Пожалуйста, продолжи текст о «Книге ереси» Абу Тахира Нихави, начав сразу после его последней строки.

[ВЫБРАННЫЙ ТЕКСТ]
■ ■ ■ ■ ■

Стихотворения Абу Тахира Нихави объединены в цикл под названием «Книга ереси» («Зиндикь-наме»). Написаны они на сложном для понимания современным читателем лезгинском языке, в котором употреблено много персидских слов. Автор «Книги ереси» жил и творил приблизительно во второй половине IX в. с переходом в первое десятилетие X в., а время создания «Книги ереси» относится ко времени правления ширван-шаха Хайсама II, т.е. приблизительно, к последним 10-15 годам IX в.
Хотелось бы услышать, как звучал лезгинский язык в IX веке?
Хорошо. Но прежде скажу, что все эти стихотворения написаны поэтом в то время, когда ширван-шах Хайсам II бросил его в тюрьму по ложному обвинению в религиозной ереси. Об этом говорит сам Абу Тахир Нихави. А вот одно его стихотворение из «Книги ереси».
Димагъи-пиргъурур ава серда зу,
Гъурурдив къадин туш дилхуни девран.
Мал-девлетни хьаниш къисметда диргъа,
Уьмуьрдин никини бар гъаниш эл’ан.
Бахтин тар кьецIил я, авахьна пешер,
Деврани-кежрефтар хьан(а)ва дуван.
Рузу бул я чилел, амма заз — муьшкуьл,
Эййугьелехъвани чигъизваш унван.
Зун эйшу-ишретдин эхи туш, валлагь,
РикIикагъ аллагьриз жез(а)ва аян.

■ ■ ■ ■ ■

[ИСХОДНЫЕ ДАННЫЕ]
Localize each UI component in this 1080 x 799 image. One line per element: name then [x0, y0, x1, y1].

■ ■ ■ ■ ■

[ОТВЕТ НА ЗАДАНИЕ]
Зунни михьи кас тий, Аллагь киз, гъуц киз,
Гила алемни кваз хьан(а)ва душман.
Алем авач рикIа, зун жув я алем,
Вушиз дар я къе, бес, заз чIехи жагьан?
Ниха шагьдин хуьр я, них тIуьрай вичи,
Заз кIахун фу бес я, садни и(н) зиндан!
Зиндикь туштIани гьич, Тагьир Нихави
Хьанва гьамишалух Гьайсамаз такан.
Можно уловить общий смысл, но без словаря, конечно, не обойтись. И все же, почему поэт был брошен в тюрьму? Как сложилась его дальнейшая судьба?
Это и другие произведения поэта, действительно, нуждаются в профессиональном историко-филологическом комментировании. В моей книге такая работа осуществлена. Поскольку данные стихотворения впервые вводятся в научный оборот, они также снабжены тщательным подстрочным переводом на русский язык. Перевод смыслов, к примеру, этого стихотворения выглядит следующим образом.
Достойный гордости разум находится в голове моей,
Но недостойна гордости [наша] скорбная эпоха.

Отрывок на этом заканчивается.